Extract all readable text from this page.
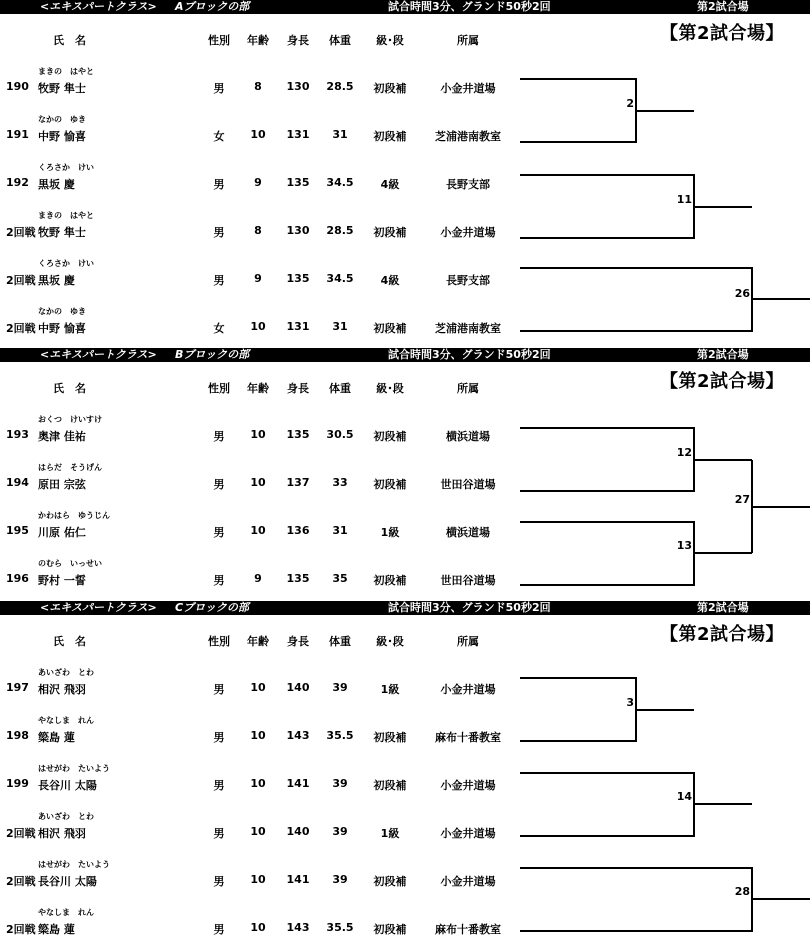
<エキスパートクラス> Aブロックの部	試合時間3分、グランド50秒2回	第2試合場
【第2試合場】
氏　名	性別 年齢 身長 体重 級･段	所属
まきの　はやと
190 牧野 隼士	男	8 130 28.5 初段補	小金井道場
なかの　ゆき
191 中野 愉喜	女 10 131 31 初段補	芝浦港南教室
くろさか　けい
192 黒坂 慶	男	9 135 34.5 4級	長野支部
まきの　はやと
2回戦 牧野 隼士	男	8 130 28.5 初段補	小金井道場
くろさか　けい
2回戦 黒坂 慶	男	9 135 34.5 4級	長野支部
なかの　ゆき
2回戦 中野 愉喜	女 10 131 31 初段補	芝浦港南教室
<エキスパートクラス> Bブロックの部	試合時間3分、グランド50秒2回	第2試合場
【第2試合場】
氏　名	性別 年齢 身長 体重 級･段	所属
おくつ　けいすけ
193 奥津 佳祐	男 10 135 30.5 初段補	横浜道場
はらだ　そうげん
194 原田 宗弦	男 10 137 33 初段補	世田谷道場
かわはら　ゆうじん
195 川原 佑仁	男 10 136 31	1級	横浜道場
のむら　いっせい
196 野村 一誓	男	9 135 35 初段補	世田谷道場
<エキスパートクラス> Cブロックの部	試合時間3分、グランド50秒2回	第2試合場
【第2試合場】
氏　名	性別 年齢 身長 体重 級･段	所属
あいざわ　とわ
197 相沢 飛羽	男 10 140 39	1級	小金井道場
やなしま　れん
198 簗島 蓮	男 10 143 35.5 初段補	麻布十番教室
はせがわ　たいよう
199 長谷川 太陽	男 10 141 39 初段補	小金井道場
あいざわ　とわ
2回戦 相沢 飛羽	男 10 140 39	1級	小金井道場
はせがわ　たいよう
2回戦 長谷川 太陽	男 10 141 39 初段補	小金井道場
やなしま　れん
2回戦 簗島 蓮	男 10 143 35.5 初段補	麻布十番教室
2
11
26
12
13
27
3
14
28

**TASK REQUIREMENTS**
From the entries above, extract each line containing "小金井道場".

**SOLUTION FOR THIS PROBLEM**
190 牧野 隼士	男	8 130 28.5 初段補	小金井道場
2回戦 牧野 隼士	男	8 130 28.5 初段補	小金井道場
197 相沢 飛羽	男 10 140 39	1級	小金井道場
199 長谷川 太陽	男 10 141 39 初段補	小金井道場
2回戦 相沢 飛羽	男 10 140 39	1級	小金井道場
2回戦 長谷川 太陽	男 10 141 39 初段補	小金井道場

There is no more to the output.